▶ **WRITTEN REQUEST**:
Copy out all the data, word for word.

▶ **MATERIAL TO PROCESS**:
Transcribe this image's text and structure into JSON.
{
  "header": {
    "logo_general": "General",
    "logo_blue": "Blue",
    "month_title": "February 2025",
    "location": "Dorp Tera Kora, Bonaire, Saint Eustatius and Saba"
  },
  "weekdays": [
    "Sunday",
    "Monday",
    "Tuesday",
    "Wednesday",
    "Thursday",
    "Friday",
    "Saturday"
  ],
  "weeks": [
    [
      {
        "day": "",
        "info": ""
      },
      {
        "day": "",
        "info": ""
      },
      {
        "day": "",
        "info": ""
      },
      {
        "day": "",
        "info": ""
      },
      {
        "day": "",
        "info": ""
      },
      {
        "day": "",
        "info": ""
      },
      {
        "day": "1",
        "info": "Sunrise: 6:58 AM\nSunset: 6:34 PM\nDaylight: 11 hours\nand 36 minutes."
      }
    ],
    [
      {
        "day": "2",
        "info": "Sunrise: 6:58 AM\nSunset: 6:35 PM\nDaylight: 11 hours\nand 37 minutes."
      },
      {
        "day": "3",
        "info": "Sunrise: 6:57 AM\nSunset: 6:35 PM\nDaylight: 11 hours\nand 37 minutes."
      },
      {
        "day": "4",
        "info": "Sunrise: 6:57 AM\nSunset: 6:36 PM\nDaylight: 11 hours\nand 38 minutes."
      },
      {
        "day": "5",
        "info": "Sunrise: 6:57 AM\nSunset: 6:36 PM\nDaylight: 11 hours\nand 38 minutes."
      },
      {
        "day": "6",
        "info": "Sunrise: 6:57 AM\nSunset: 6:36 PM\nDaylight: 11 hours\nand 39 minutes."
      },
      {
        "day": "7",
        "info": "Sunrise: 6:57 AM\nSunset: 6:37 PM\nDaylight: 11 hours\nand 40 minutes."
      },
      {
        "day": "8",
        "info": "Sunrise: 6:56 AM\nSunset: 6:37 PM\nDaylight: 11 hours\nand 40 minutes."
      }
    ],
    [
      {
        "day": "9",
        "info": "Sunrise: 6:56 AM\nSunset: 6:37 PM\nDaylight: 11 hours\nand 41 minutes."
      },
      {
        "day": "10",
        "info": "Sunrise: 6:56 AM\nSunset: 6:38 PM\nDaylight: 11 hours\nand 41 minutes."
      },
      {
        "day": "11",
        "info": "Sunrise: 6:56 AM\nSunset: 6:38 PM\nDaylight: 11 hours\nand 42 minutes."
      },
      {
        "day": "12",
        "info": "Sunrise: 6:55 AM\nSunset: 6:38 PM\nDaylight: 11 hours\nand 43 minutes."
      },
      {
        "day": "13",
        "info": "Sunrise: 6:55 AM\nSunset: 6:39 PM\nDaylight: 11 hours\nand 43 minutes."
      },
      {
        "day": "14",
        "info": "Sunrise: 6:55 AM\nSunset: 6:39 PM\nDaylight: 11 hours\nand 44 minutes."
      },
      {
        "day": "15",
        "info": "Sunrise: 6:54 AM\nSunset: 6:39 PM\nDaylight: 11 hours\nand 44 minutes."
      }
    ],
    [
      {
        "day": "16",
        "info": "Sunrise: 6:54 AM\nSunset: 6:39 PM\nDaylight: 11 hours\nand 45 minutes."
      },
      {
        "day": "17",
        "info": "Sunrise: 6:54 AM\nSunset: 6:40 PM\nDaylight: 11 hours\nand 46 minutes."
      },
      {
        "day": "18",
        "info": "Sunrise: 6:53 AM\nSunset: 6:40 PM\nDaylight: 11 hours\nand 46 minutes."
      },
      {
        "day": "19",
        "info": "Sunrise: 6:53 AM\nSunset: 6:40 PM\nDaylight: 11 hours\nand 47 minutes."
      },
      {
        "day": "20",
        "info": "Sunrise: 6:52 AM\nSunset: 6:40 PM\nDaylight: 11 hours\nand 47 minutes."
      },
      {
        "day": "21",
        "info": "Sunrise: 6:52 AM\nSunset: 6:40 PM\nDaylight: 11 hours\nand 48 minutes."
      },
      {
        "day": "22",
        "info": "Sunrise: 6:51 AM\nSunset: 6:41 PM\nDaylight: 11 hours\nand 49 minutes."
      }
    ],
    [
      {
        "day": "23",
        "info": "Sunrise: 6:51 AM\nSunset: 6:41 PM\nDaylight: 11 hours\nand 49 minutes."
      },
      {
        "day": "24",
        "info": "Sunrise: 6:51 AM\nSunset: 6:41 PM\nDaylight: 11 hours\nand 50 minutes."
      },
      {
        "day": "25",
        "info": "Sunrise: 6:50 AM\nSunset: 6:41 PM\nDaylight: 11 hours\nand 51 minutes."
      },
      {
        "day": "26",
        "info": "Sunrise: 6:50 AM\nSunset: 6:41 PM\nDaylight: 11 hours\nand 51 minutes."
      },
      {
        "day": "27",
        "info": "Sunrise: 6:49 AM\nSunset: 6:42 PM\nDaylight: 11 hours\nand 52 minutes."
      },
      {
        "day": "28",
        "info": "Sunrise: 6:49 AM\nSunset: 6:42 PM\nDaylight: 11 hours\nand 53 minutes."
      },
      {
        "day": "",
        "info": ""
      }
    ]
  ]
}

▶ **THE REPLY**:
Transcribe this image's text and structure into JSON.
{
  "header": {
    "logo_general": "General",
    "logo_blue": "Blue",
    "month_title": "February 2025",
    "location": "Dorp Tera Kora, Bonaire, Saint Eustatius and Saba"
  },
  "weekdays": [
    "Sunday",
    "Monday",
    "Tuesday",
    "Wednesday",
    "Thursday",
    "Friday",
    "Saturday"
  ],
  "weeks": [
    [
      {
        "day": "",
        "info": ""
      },
      {
        "day": "",
        "info": ""
      },
      {
        "day": "",
        "info": ""
      },
      {
        "day": "",
        "info": ""
      },
      {
        "day": "",
        "info": ""
      },
      {
        "day": "",
        "info": ""
      },
      {
        "day": "1",
        "info": "Sunrise: 6:58 AM\nSunset: 6:34 PM\nDaylight: 11 hours\nand 36 minutes."
      }
    ],
    [
      {
        "day": "2",
        "info": "Sunrise: 6:58 AM\nSunset: 6:35 PM\nDaylight: 11 hours\nand 37 minutes."
      },
      {
        "day": "3",
        "info": "Sunrise: 6:57 AM\nSunset: 6:35 PM\nDaylight: 11 hours\nand 37 minutes."
      },
      {
        "day": "4",
        "info": "Sunrise: 6:57 AM\nSunset: 6:36 PM\nDaylight: 11 hours\nand 38 minutes."
      },
      {
        "day": "5",
        "info": "Sunrise: 6:57 AM\nSunset: 6:36 PM\nDaylight: 11 hours\nand 38 minutes."
      },
      {
        "day": "6",
        "info": "Sunrise: 6:57 AM\nSunset: 6:36 PM\nDaylight: 11 hours\nand 39 minutes."
      },
      {
        "day": "7",
        "info": "Sunrise: 6:57 AM\nSunset: 6:37 PM\nDaylight: 11 hours\nand 40 minutes."
      },
      {
        "day": "8",
        "info": "Sunrise: 6:56 AM\nSunset: 6:37 PM\nDaylight: 11 hours\nand 40 minutes."
      }
    ],
    [
      {
        "day": "9",
        "info": "Sunrise: 6:56 AM\nSunset: 6:37 PM\nDaylight: 11 hours\nand 41 minutes."
      },
      {
        "day": "10",
        "info": "Sunrise: 6:56 AM\nSunset: 6:38 PM\nDaylight: 11 hours\nand 41 minutes."
      },
      {
        "day": "11",
        "info": "Sunrise: 6:56 AM\nSunset: 6:38 PM\nDaylight: 11 hours\nand 42 minutes."
      },
      {
        "day": "12",
        "info": "Sunrise: 6:55 AM\nSunset: 6:38 PM\nDaylight: 11 hours\nand 43 minutes."
      },
      {
        "day": "13",
        "info": "Sunrise: 6:55 AM\nSunset: 6:39 PM\nDaylight: 11 hours\nand 43 minutes."
      },
      {
        "day": "14",
        "info": "Sunrise: 6:55 AM\nSunset: 6:39 PM\nDaylight: 11 hours\nand 44 minutes."
      },
      {
        "day": "15",
        "info": "Sunrise: 6:54 AM\nSunset: 6:39 PM\nDaylight: 11 hours\nand 44 minutes."
      }
    ],
    [
      {
        "day": "16",
        "info": "Sunrise: 6:54 AM\nSunset: 6:39 PM\nDaylight: 11 hours\nand 45 minutes."
      },
      {
        "day": "17",
        "info": "Sunrise: 6:54 AM\nSunset: 6:40 PM\nDaylight: 11 hours\nand 46 minutes."
      },
      {
        "day": "18",
        "info": "Sunrise: 6:53 AM\nSunset: 6:40 PM\nDaylight: 11 hours\nand 46 minutes."
      },
      {
        "day": "19",
        "info": "Sunrise: 6:53 AM\nSunset: 6:40 PM\nDaylight: 11 hours\nand 47 minutes."
      },
      {
        "day": "20",
        "info": "Sunrise: 6:52 AM\nSunset: 6:40 PM\nDaylight: 11 hours\nand 47 minutes."
      },
      {
        "day": "21",
        "info": "Sunrise: 6:52 AM\nSunset: 6:40 PM\nDaylight: 11 hours\nand 48 minutes."
      },
      {
        "day": "22",
        "info": "Sunrise: 6:51 AM\nSunset: 6:41 PM\nDaylight: 11 hours\nand 49 minutes."
      }
    ],
    [
      {
        "day": "23",
        "info": "Sunrise: 6:51 AM\nSunset: 6:41 PM\nDaylight: 11 hours\nand 49 minutes."
      },
      {
        "day": "24",
        "info": "Sunrise: 6:51 AM\nSunset: 6:41 PM\nDaylight: 11 hours\nand 50 minutes."
      },
      {
        "day": "25",
        "info": "Sunrise: 6:50 AM\nSunset: 6:41 PM\nDaylight: 11 hours\nand 51 minutes."
      },
      {
        "day": "26",
        "info": "Sunrise: 6:50 AM\nSunset: 6:41 PM\nDaylight: 11 hours\nand 51 minutes."
      },
      {
        "day": "27",
        "info": "Sunrise: 6:49 AM\nSunset: 6:42 PM\nDaylight: 11 hours\nand 52 minutes."
      },
      {
        "day": "28",
        "info": "Sunrise: 6:49 AM\nSunset: 6:42 PM\nDaylight: 11 hours\nand 53 minutes."
      },
      {
        "day": "",
        "info": ""
      }
    ]
  ]
}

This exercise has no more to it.